:: RECORDS SHOWN ::
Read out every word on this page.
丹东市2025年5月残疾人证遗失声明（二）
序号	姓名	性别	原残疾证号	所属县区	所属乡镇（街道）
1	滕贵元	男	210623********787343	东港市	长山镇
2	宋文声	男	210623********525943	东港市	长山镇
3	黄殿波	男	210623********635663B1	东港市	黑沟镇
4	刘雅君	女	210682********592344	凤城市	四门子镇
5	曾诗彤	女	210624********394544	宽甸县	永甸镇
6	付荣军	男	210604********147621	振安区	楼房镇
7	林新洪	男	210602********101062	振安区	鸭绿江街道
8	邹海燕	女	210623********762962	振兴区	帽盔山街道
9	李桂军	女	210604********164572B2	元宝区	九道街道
:::
§ **WHAT IS REQUIRED**:
Print every record above exactly as written.

§ **THE OUTPUT**:
Read out every word on this page.
丹东市2025年5月残疾人证遗失声明（二）
序号	姓名	性别	原残疾证号	所属县区	所属乡镇（街道）
1	滕贵元	男	210623********787343	东港市	长山镇
2	宋文声	男	210623********525943	东港市	长山镇
3	黄殿波	男	210623********635663B1	东港市	黑沟镇
4	刘雅君	女	210682********592344	凤城市	四门子镇
5	曾诗彤	女	210624********394544	宽甸县	永甸镇
6	付荣军	男	210604********147621	振安区	楼房镇
7	林新洪	男	210602********101062	振安区	鸭绿江街道
8	邹海燕	女	210623********762962	振兴区	帽盔山街道
9	李桂军	女	210604********164572B2	元宝区	九道街道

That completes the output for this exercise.